_PROBLEMS AND TASKS_
• a. Answer these questions from the article on the Kirialax saga, one per line:
(i) Who is Kirialax's father, and what is he king of?
(ii) Whom does Kirialax marry at the end of his travels?
(iii) Which manuscript in the list is dated ca. 1450?
• b. Continue the article on the Kirialax saga from the point where it stops.

_TEXT BLOCK_
──────────────────────────────

= Kirialax saga =

Icelandic romance saga

Kirjalax saga ('the saga of Kirjalax'), also Kirialax saga is a medieval Icelandic romance saga. It is noted for the array of scholarly sources its author(s) brought to bear.

==Synopsis==

Kalinke and Mitchell summarise the saga thus:

The saga relates in a leisurely, highly rhetorical manner the fortunes of Laicus, King of Athena, and his son Kirialax. Laicus woos and, through combat, wins the hand of Mathidia, daughter of King Dagnus of Syria. After having reached maturity, their son Kirialax sets out to explore the world of his day. The account of his adventures is an extended travelogue—based on learned sources—that includes a visit to Troja and a pilgrimage to Akrsborg to see the True Cross. At the conclusion of his travels, Kirialax marries Florencia, daughter of King Lotharius of Grikkland. He is crowned king of Grikkland and the seven kingdoms subordinate to it. Two sons, Vallterus and Villifer, are born to the royal couple; they emulate father and grandfather.

==Manuscripts==

Kalinke and Mitchell identified the following manuscripts of the saga:

- Arnamagnæan Institute, Copenhagen: AM 395, fol. (18th c); AM 489, 4° (ca. 1450), vellum, defective; AM 532, 4° (ca. 1700), defective; AM 567, 4°, XV (early 15th c), vellum, 1 leaf; AM 588g, 4° (ca. 1700), defective; AM 589a, 4° (15th c), vellum, defective.

──────────────────────────────

_MATERIAL PROVIDED_
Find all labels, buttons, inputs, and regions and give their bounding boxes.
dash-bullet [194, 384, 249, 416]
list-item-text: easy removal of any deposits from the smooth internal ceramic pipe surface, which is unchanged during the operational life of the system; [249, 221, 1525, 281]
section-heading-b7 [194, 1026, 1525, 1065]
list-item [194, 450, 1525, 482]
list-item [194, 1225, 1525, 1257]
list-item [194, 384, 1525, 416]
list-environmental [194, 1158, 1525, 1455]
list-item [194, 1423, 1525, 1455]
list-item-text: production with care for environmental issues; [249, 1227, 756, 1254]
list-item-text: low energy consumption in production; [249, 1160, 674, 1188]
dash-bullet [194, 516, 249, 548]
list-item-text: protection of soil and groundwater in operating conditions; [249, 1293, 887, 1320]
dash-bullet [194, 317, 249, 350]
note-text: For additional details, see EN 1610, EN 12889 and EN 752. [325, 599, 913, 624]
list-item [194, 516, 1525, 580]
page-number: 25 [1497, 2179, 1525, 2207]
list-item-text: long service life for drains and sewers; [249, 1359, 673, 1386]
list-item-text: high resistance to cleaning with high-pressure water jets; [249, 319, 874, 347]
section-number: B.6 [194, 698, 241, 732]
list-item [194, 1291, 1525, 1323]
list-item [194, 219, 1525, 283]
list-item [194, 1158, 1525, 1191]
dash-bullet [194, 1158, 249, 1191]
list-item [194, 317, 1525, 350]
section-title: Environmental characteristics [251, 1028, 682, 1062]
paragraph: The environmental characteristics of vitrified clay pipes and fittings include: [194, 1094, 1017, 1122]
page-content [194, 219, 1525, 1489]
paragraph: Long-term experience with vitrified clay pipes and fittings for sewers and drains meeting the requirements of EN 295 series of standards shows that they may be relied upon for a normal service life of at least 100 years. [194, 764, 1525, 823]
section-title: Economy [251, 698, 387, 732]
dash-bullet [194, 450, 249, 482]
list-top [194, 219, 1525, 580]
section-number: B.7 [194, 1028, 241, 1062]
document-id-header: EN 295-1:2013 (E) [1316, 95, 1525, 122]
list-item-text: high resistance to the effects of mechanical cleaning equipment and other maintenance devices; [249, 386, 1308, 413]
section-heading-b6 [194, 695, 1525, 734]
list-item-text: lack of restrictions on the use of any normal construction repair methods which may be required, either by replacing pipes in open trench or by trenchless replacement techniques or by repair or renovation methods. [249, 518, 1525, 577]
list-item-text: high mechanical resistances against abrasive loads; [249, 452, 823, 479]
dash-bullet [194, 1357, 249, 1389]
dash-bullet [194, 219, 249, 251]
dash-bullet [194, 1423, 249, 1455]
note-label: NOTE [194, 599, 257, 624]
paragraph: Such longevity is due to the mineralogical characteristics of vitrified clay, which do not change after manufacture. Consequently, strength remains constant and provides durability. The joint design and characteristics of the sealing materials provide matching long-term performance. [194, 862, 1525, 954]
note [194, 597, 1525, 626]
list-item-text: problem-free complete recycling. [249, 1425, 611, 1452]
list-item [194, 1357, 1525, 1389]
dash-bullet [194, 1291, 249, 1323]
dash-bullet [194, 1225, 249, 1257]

──────────────────────────────

_YOUR RESPONSES_
• a.
(i) Laicus, King of Athena.
(ii) Florencia, daughter of King Lotharius of Grikkland.
(iii) AM 489, 4°.

• b.
- Royal Library, Copenhagen: NKS 1144, fol. (late 18th c), excerpt; NKS 1779, 4° (late 18th c).
- The British Library, London: Add. 4859, fol. (1695–97).
- National Library, Reykjavik: Lbs 633, fol. (18th c); JS 241, 8° (18th-19th c); JS 390, 8° (18th-19th c), excerpt.
- Héraðsskjalasafn Borgarfjarðar, Borgarnes: MS 2 (after 1860).
- Beinecke Library, Yale University: Z 113.85 (19th c), lacks conclusion.

==Editions and translations==

- Kalund, Kr., ed. Kirialax saga. Samfund til Udgivelse af gammel nordisk Litteratur, 43. Copenhagen: Samfund til Udgivelse af gammel nordisk Litteratur, 1917. Edition, based on AM 589a, 4°; AM 489,4°; AM 532,4°.
- Alenka Divjak, Studies in the Traditions of Kirialax saga (Ljubljana: Institut Nove revije, zavod za humanistiko, 2009). ISBN 9789619246320; 9619246322. English translation, pp. 297–352.

==See also==
- Alexios I Komnenos, Byzantine emperor named Kirjalax in Játvarðar Saga.